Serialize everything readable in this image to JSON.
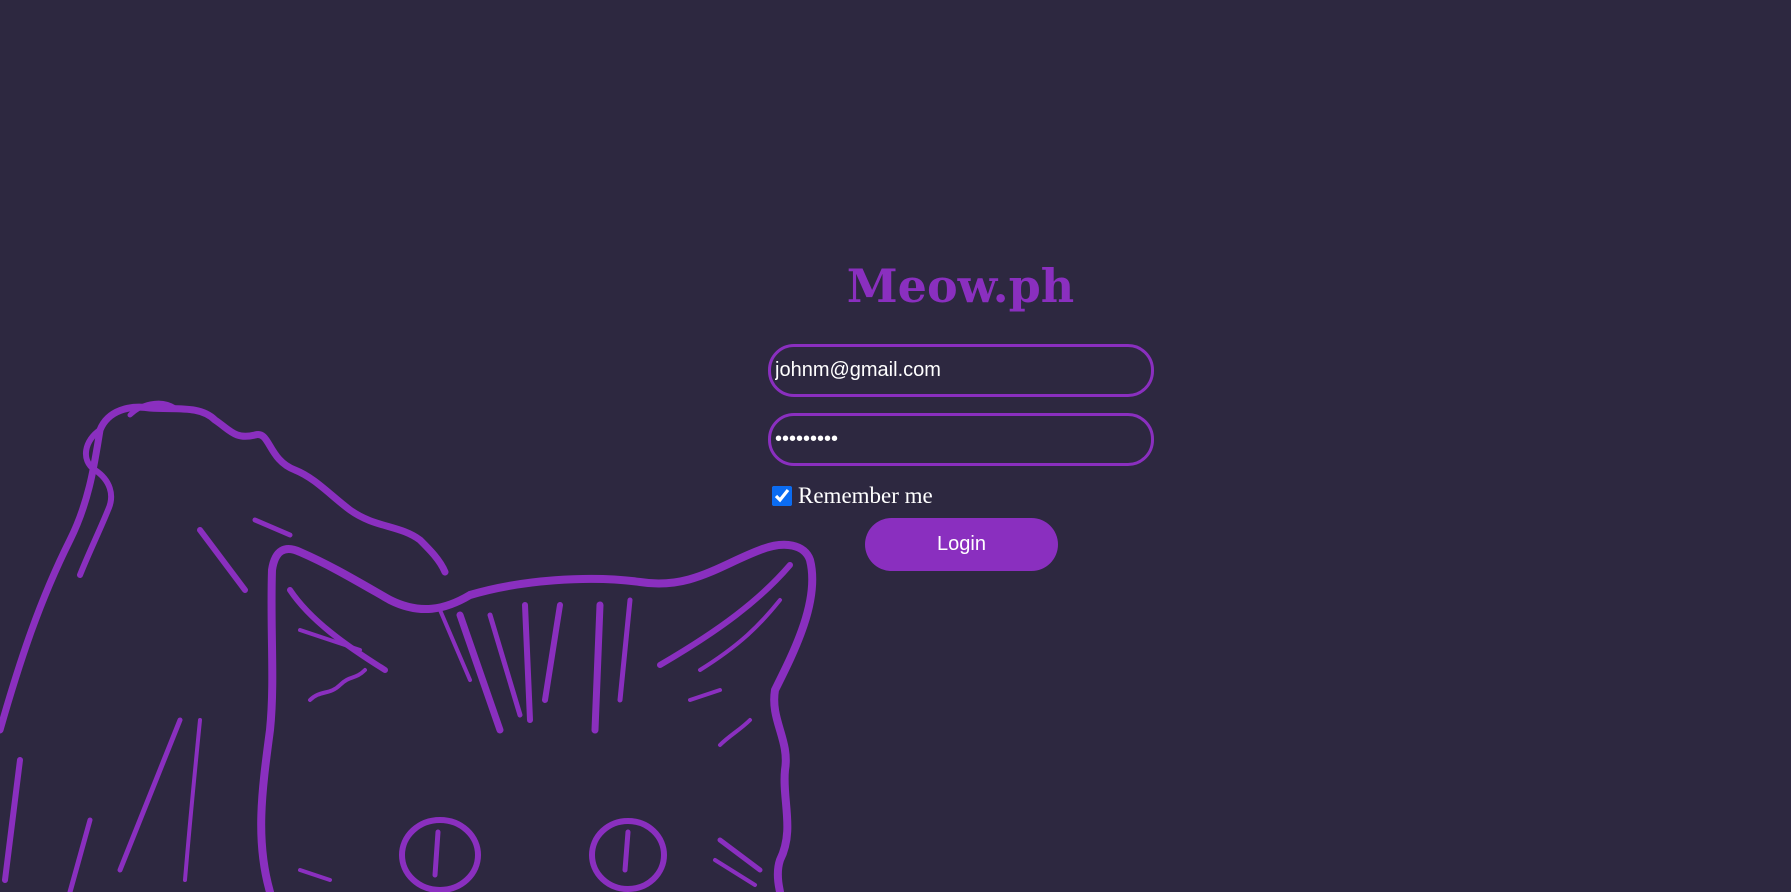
{
  "brand": {
    "title": "Meow.ph"
  },
  "login_form": {
    "email_value": "johnm@gmail.com",
    "password_value": "123456789",
    "remember_label": "Remember me",
    "remember_checked": true,
    "login_label": "Login"
  },
  "colors": {
    "background": "#2d2840",
    "accent": "#8a2fbf",
    "text": "#ffffff",
    "checkbox": "#0b6cf2"
  },
  "decor": {
    "illustration": "cat-sketch"
  }
}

• • •

- [SHORT PROBLEM]
The material above holds pictures; copy everything else in it exactly.

- [SOLUTION BELOW]
Serialize everything readable in this image to JSON.
{
  "brand": {
    "title": "Meow.ph"
  },
  "login_form": {
    "email_value": "johnm@gmail.com",
    "password_value": "123456789",
    "remember_label": "Remember me",
    "remember_checked": true,
    "login_label": "Login"
  },
  "colors": {
    "background": "#2d2840",
    "accent": "#8a2fbf",
    "text": "#ffffff",
    "checkbox": "#0b6cf2"
  },
  "decor": {
    "illustration": "cat-sketch"
  }
}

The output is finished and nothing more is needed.